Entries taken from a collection
## begin

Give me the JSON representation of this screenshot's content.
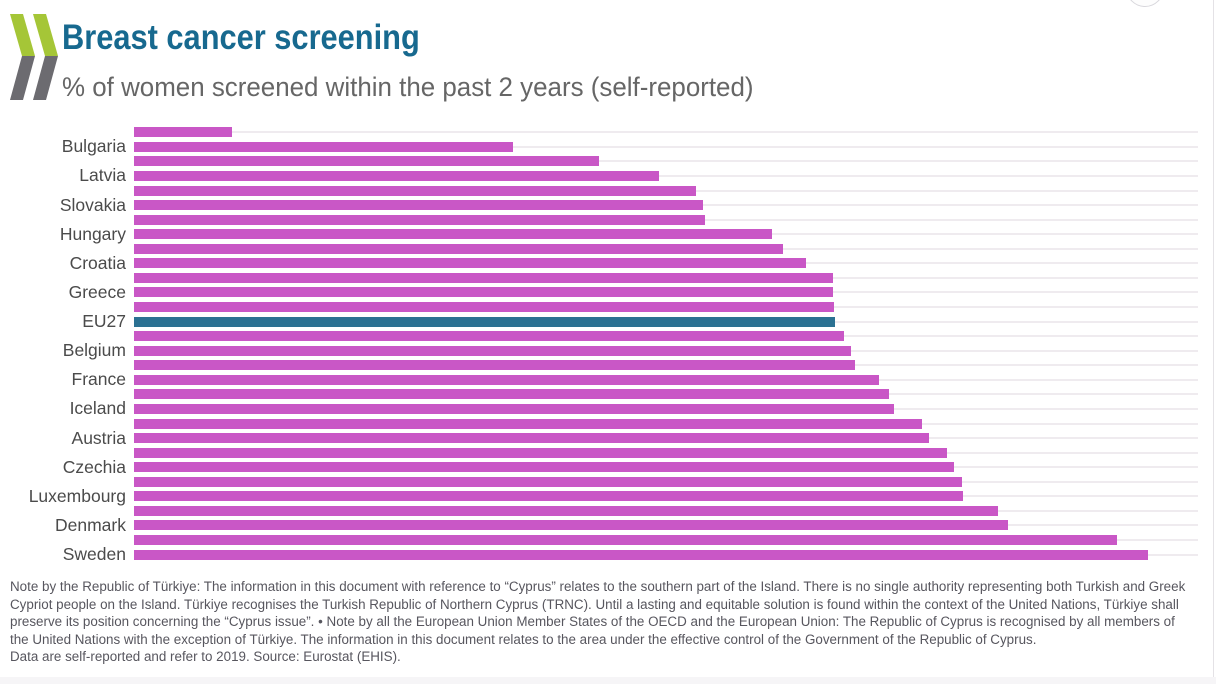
{
  "header": {
    "title": "Breast cancer screening",
    "subtitle": "% of women screened within the past 2 years (self-reported)",
    "logo_icon": "oecd-double-chevron"
  },
  "chart_data": {
    "type": "bar",
    "orientation": "horizontal",
    "title": "Breast cancer screening",
    "subtitle": "% of women screened within the past 2 years (self-reported)",
    "unit": "%",
    "xlim": [
      0,
      100
    ],
    "grid": "light track lines per row, no axis tick labels shown",
    "legend": "none",
    "labeled_every_other_bar": true,
    "categories": [
      "",
      "Bulgaria",
      "",
      "Latvia",
      "",
      "Slovakia",
      "",
      "Hungary",
      "",
      "Croatia",
      "",
      "Greece",
      "",
      "EU27",
      "",
      "Belgium",
      "",
      "France",
      "",
      "Iceland",
      "",
      "Austria",
      "",
      "Czechia",
      "",
      "Luxembourg",
      "",
      "Denmark",
      "",
      "Sweden"
    ],
    "values": [
      9.2,
      35.6,
      43.7,
      49.3,
      52.8,
      53.5,
      53.7,
      60.0,
      61.0,
      63.2,
      65.7,
      65.7,
      65.8,
      65.9,
      66.7,
      67.4,
      67.8,
      70.0,
      71.0,
      71.4,
      74.1,
      74.7,
      76.4,
      77.1,
      77.8,
      77.9,
      81.2,
      82.1,
      92.4,
      95.3
    ],
    "highlight_index": 13,
    "highlight_label": "EU27"
  },
  "colors": {
    "bar": "#c957c6",
    "highlight_bar": "#2b7192",
    "track": "#efebef",
    "title": "#17698f",
    "subtitle": "#666666",
    "label": "#4b4b4b",
    "note_text": "#57565e",
    "logo_green": "#a5c637",
    "logo_gray": "#6c6b70"
  },
  "footer": {
    "note": "Note by the Republic of Türkiye: The information in this document with reference to “Cyprus” relates to the southern part of the Island. There is no single authority representing both Turkish and Greek Cypriot people on the Island. Türkiye recognises the Turkish Republic of Northern Cyprus (TRNC). Until a lasting and equitable solution is found within the context of the United Nations, Türkiye shall preserve its position concerning the “Cyprus issue”. • Note by all the European Union Member States of the OECD and the European Union: The Republic of Cyprus is recognised by all members of the United Nations with the exception of Türkiye. The information in this document relates to the area under the effective control of the Government of the Republic of Cyprus.",
    "source": "Data are self-reported and refer to 2019. Source: Eurostat (EHIS)."
  }
}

## end

- _What you should do_:
Exclude every picture and copy the remaining data exactly.

- _Solution to the problem_:
Give me the JSON representation of this screenshot's content.
{
  "header": {
    "title": "Breast cancer screening",
    "subtitle": "% of women screened within the past 2 years (self-reported)",
    "logo_icon": "oecd-double-chevron"
  },
  "chart_data": {
    "type": "bar",
    "orientation": "horizontal",
    "title": "Breast cancer screening",
    "subtitle": "% of women screened within the past 2 years (self-reported)",
    "unit": "%",
    "xlim": [
      0,
      100
    ],
    "grid": "light track lines per row, no axis tick labels shown",
    "legend": "none",
    "labeled_every_other_bar": true,
    "categories": [
      "",
      "Bulgaria",
      "",
      "Latvia",
      "",
      "Slovakia",
      "",
      "Hungary",
      "",
      "Croatia",
      "",
      "Greece",
      "",
      "EU27",
      "",
      "Belgium",
      "",
      "France",
      "",
      "Iceland",
      "",
      "Austria",
      "",
      "Czechia",
      "",
      "Luxembourg",
      "",
      "Denmark",
      "",
      "Sweden"
    ],
    "values": [
      9.2,
      35.6,
      43.7,
      49.3,
      52.8,
      53.5,
      53.7,
      60.0,
      61.0,
      63.2,
      65.7,
      65.7,
      65.8,
      65.9,
      66.7,
      67.4,
      67.8,
      70.0,
      71.0,
      71.4,
      74.1,
      74.7,
      76.4,
      77.1,
      77.8,
      77.9,
      81.2,
      82.1,
      92.4,
      95.3
    ],
    "highlight_index": 13,
    "highlight_label": "EU27"
  },
  "colors": {
    "bar": "#c957c6",
    "highlight_bar": "#2b7192",
    "track": "#efebef",
    "title": "#17698f",
    "subtitle": "#666666",
    "label": "#4b4b4b",
    "note_text": "#57565e",
    "logo_green": "#a5c637",
    "logo_gray": "#6c6b70"
  },
  "footer": {
    "note": "Note by the Republic of Türkiye: The information in this document with reference to “Cyprus” relates to the southern part of the Island. There is no single authority representing both Turkish and Greek Cypriot people on the Island. Türkiye recognises the Turkish Republic of Northern Cyprus (TRNC). Until a lasting and equitable solution is found within the context of the United Nations, Türkiye shall preserve its position concerning the “Cyprus issue”. • Note by all the European Union Member States of the OECD and the European Union: The Republic of Cyprus is recognised by all members of the United Nations with the exception of Türkiye. The information in this document relates to the area under the effective control of the Government of the Republic of Cyprus.",
    "source": "Data are self-reported and refer to 2019. Source: Eurostat (EHIS)."
  }
}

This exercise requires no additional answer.